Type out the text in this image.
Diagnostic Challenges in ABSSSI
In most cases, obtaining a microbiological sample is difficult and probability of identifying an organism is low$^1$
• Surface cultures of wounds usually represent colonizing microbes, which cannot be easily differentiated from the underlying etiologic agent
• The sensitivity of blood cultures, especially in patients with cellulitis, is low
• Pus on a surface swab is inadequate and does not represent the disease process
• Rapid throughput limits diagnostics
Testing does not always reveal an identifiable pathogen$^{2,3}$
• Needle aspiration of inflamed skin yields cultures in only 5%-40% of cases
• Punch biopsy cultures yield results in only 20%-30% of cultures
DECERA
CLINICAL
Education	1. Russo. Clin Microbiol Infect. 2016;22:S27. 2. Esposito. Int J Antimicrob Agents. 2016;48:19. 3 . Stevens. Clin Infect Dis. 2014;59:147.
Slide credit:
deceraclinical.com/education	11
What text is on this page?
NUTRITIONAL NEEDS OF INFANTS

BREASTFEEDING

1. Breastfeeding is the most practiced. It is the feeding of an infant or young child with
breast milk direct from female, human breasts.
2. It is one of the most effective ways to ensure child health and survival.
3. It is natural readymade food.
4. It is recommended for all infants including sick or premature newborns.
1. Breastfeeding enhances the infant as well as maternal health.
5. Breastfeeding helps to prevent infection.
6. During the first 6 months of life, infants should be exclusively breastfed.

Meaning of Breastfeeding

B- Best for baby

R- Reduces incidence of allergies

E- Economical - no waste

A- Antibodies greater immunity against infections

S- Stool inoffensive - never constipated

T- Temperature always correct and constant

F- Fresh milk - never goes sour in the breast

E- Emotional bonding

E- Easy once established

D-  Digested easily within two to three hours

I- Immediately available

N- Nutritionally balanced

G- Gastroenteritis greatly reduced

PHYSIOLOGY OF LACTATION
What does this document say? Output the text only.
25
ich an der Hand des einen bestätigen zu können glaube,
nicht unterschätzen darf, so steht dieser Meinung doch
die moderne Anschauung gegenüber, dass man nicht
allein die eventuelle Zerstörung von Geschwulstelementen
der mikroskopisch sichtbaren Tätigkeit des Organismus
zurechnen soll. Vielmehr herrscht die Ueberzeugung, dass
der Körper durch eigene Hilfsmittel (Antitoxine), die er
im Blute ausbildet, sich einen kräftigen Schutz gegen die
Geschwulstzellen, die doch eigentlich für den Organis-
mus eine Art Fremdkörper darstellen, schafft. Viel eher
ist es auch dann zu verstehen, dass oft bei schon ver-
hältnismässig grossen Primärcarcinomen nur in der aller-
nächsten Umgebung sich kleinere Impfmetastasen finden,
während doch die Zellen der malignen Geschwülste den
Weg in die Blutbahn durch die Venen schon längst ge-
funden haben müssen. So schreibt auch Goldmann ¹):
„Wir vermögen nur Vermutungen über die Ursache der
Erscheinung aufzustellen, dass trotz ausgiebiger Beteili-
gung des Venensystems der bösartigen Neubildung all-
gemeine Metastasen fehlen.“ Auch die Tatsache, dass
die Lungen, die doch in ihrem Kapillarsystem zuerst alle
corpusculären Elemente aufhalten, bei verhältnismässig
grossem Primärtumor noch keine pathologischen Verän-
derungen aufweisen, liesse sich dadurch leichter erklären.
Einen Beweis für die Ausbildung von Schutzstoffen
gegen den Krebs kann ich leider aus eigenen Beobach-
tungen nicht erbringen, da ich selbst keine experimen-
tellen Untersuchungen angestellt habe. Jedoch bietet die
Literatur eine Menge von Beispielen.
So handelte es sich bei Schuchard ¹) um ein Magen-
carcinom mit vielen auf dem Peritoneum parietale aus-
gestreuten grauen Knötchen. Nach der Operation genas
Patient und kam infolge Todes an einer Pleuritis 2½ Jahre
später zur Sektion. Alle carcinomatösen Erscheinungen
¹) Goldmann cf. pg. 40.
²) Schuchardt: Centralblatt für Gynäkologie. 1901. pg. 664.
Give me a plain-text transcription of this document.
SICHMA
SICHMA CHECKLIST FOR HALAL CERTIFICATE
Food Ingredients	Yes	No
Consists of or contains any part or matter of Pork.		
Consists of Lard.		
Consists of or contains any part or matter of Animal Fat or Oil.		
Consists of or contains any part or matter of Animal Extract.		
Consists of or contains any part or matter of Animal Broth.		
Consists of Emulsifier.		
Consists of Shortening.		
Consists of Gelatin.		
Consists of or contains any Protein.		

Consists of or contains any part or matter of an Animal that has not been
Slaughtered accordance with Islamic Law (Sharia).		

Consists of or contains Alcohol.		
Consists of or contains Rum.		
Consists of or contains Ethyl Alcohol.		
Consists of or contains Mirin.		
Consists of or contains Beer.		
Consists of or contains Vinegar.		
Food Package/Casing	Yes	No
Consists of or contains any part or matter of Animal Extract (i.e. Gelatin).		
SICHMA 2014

◆ TASK PROMPT ◆
Your task is to copy every entry above, exactly as written.

◆ EXERCISE RESULT ◆
Type out the text in this image.
Diagnostic Challenges in ABSSSI
In most cases, obtaining a microbiological sample is difficult and probability of identifying an organism is low$^1$
• Surface cultures of wounds usually represent colonizing microbes, which cannot be easily differentiated from the underlying etiologic agent
• The sensitivity of blood cultures, especially in patients with cellulitis, is low
• Pus on a surface swab is inadequate and does not represent the disease process
• Rapid throughput limits diagnostics
Testing does not always reveal an identifiable pathogen$^{2,3}$
• Needle aspiration of inflamed skin yields cultures in only 5%-40% of cases
• Punch biopsy cultures yield results in only 20%-30% of cultures
DECERA
CLINICAL
Education	1. Russo. Clin Microbiol Infect. 2016;22:S27. 2. Esposito. Int J Antimicrob Agents. 2016;48:19. 3 . Stevens. Clin Infect Dis. 2014;59:147.
Slide credit:
deceraclinical.com/education	11
What text is on this page?
NUTRITIONAL NEEDS OF INFANTS

BREASTFEEDING

1. Breastfeeding is the most practiced. It is the feeding of an infant or young child with
breast milk direct from female, human breasts.
2. It is one of the most effective ways to ensure child health and survival.
3. It is natural readymade food.
4. It is recommended for all infants including sick or premature newborns.
1. Breastfeeding enhances the infant as well as maternal health.
5. Breastfeeding helps to prevent infection.
6. During the first 6 months of life, infants should be exclusively breastfed.

Meaning of Breastfeeding

B- Best for baby

R- Reduces incidence of allergies

E- Economical - no waste

A- Antibodies greater immunity against infections

S- Stool inoffensive - never constipated

T- Temperature always correct and constant

F- Fresh milk - never goes sour in the breast

E- Emotional bonding

E- Easy once established

D-  Digested easily within two to three hours

I- Immediately available

N- Nutritionally balanced

G- Gastroenteritis greatly reduced

PHYSIOLOGY OF LACTATION
What does this document say? Output the text only.
25
ich an der Hand des einen bestätigen zu können glaube,
nicht unterschätzen darf, so steht dieser Meinung doch
die moderne Anschauung gegenüber, dass man nicht
allein die eventuelle Zerstörung von Geschwulstelementen
der mikroskopisch sichtbaren Tätigkeit des Organismus
zurechnen soll. Vielmehr herrscht die Ueberzeugung, dass
der Körper durch eigene Hilfsmittel (Antitoxine), die er
im Blute ausbildet, sich einen kräftigen Schutz gegen die
Geschwulstzellen, die doch eigentlich für den Organis-
mus eine Art Fremdkörper darstellen, schafft. Viel eher
ist es auch dann zu verstehen, dass oft bei schon ver-
hältnismässig grossen Primärcarcinomen nur in der aller-
nächsten Umgebung sich kleinere Impfmetastasen finden,
während doch die Zellen der malignen Geschwülste den
Weg in die Blutbahn durch die Venen schon längst ge-
funden haben müssen. So schreibt auch Goldmann ¹):
„Wir vermögen nur Vermutungen über die Ursache der
Erscheinung aufzustellen, dass trotz ausgiebiger Beteili-
gung des Venensystems der bösartigen Neubildung all-
gemeine Metastasen fehlen.“ Auch die Tatsache, dass
die Lungen, die doch in ihrem Kapillarsystem zuerst alle
corpusculären Elemente aufhalten, bei verhältnismässig
grossem Primärtumor noch keine pathologischen Verän-
derungen aufweisen, liesse sich dadurch leichter erklären.
Einen Beweis für die Ausbildung von Schutzstoffen
gegen den Krebs kann ich leider aus eigenen Beobach-
tungen nicht erbringen, da ich selbst keine experimen-
tellen Untersuchungen angestellt habe. Jedoch bietet die
Literatur eine Menge von Beispielen.
So handelte es sich bei Schuchard ¹) um ein Magen-
carcinom mit vielen auf dem Peritoneum parietale aus-
gestreuten grauen Knötchen. Nach der Operation genas
Patient und kam infolge Todes an einer Pleuritis 2½ Jahre
später zur Sektion. Alle carcinomatösen Erscheinungen
¹) Goldmann cf. pg. 40.
²) Schuchardt: Centralblatt für Gynäkologie. 1901. pg. 664.
Give me a plain-text transcription of this document.
SICHMA
SICHMA CHECKLIST FOR HALAL CERTIFICATE
Food Ingredients	Yes	No
Consists of or contains any part or matter of Pork.		
Consists of Lard.		
Consists of or contains any part or matter of Animal Fat or Oil.		
Consists of or contains any part or matter of Animal Extract.		
Consists of or contains any part or matter of Animal Broth.		
Consists of Emulsifier.		
Consists of Shortening.		
Consists of Gelatin.		
Consists of or contains any Protein.		

Consists of or contains any part or matter of an Animal that has not been
Slaughtered accordance with Islamic Law (Sharia).		

Consists of or contains Alcohol.		
Consists of or contains Rum.		
Consists of or contains Ethyl Alcohol.		
Consists of or contains Mirin.		
Consists of or contains Beer.		
Consists of or contains Vinegar.		
Food Package/Casing	Yes	No
Consists of or contains any part or matter of Animal Extract (i.e. Gelatin).		
SICHMA 2014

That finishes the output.